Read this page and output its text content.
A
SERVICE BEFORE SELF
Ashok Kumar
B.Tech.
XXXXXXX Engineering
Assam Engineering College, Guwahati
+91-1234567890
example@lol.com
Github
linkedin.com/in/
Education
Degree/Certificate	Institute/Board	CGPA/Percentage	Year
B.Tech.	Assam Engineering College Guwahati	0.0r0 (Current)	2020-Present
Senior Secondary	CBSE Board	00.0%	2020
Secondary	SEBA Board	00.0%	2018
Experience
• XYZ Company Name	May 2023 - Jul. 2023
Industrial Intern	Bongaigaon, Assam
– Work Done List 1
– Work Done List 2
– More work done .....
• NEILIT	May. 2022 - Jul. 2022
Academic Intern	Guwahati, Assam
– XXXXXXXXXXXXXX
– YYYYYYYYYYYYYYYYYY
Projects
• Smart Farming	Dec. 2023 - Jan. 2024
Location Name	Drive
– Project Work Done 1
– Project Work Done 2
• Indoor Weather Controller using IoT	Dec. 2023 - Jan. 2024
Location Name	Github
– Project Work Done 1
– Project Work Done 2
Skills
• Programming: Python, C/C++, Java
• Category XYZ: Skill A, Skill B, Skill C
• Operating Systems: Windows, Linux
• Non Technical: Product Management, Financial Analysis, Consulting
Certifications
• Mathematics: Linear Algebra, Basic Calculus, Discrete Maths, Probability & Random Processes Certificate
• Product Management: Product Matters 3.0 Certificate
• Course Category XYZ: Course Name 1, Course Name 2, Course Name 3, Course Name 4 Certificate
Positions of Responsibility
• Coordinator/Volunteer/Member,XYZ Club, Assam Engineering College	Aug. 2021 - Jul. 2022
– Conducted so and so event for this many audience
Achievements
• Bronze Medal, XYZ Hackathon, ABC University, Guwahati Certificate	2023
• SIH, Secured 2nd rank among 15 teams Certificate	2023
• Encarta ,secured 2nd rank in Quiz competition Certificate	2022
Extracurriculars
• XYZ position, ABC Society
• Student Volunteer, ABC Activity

WRITTEN REQUEST –
Repeat the entries shown above, every one, word for word.

COMPLETED EXERCISE –
Read this page and output its text content.
A
SERVICE BEFORE SELF
Ashok Kumar
B.Tech.
XXXXXXX Engineering
Assam Engineering College, Guwahati
+91-1234567890
example@lol.com
Github
linkedin.com/in/
Education
Degree/Certificate	Institute/Board	CGPA/Percentage	Year
B.Tech.	Assam Engineering College Guwahati	0.0r0 (Current)	2020-Present
Senior Secondary	CBSE Board	00.0%	2020
Secondary	SEBA Board	00.0%	2018
Experience
• XYZ Company Name	May 2023 - Jul. 2023
Industrial Intern	Bongaigaon, Assam
– Work Done List 1
– Work Done List 2
– More work done .....
• NEILIT	May. 2022 - Jul. 2022
Academic Intern	Guwahati, Assam
– XXXXXXXXXXXXXX
– YYYYYYYYYYYYYYYYYY
Projects
• Smart Farming	Dec. 2023 - Jan. 2024
Location Name	Drive
– Project Work Done 1
– Project Work Done 2
• Indoor Weather Controller using IoT	Dec. 2023 - Jan. 2024
Location Name	Github
– Project Work Done 1
– Project Work Done 2
Skills
• Programming: Python, C/C++, Java
• Category XYZ: Skill A, Skill B, Skill C
• Operating Systems: Windows, Linux
• Non Technical: Product Management, Financial Analysis, Consulting
Certifications
• Mathematics: Linear Algebra, Basic Calculus, Discrete Maths, Probability & Random Processes Certificate
• Product Management: Product Matters 3.0 Certificate
• Course Category XYZ: Course Name 1, Course Name 2, Course Name 3, Course Name 4 Certificate
Positions of Responsibility
• Coordinator/Volunteer/Member,XYZ Club, Assam Engineering College	Aug. 2021 - Jul. 2022
– Conducted so and so event for this many audience
Achievements
• Bronze Medal, XYZ Hackathon, ABC University, Guwahati Certificate	2023
• SIH, Secured 2nd rank among 15 teams Certificate	2023
• Encarta ,secured 2nd rank in Quiz competition Certificate	2022
Extracurriculars
• XYZ position, ABC Society
• Student Volunteer, ABC Activity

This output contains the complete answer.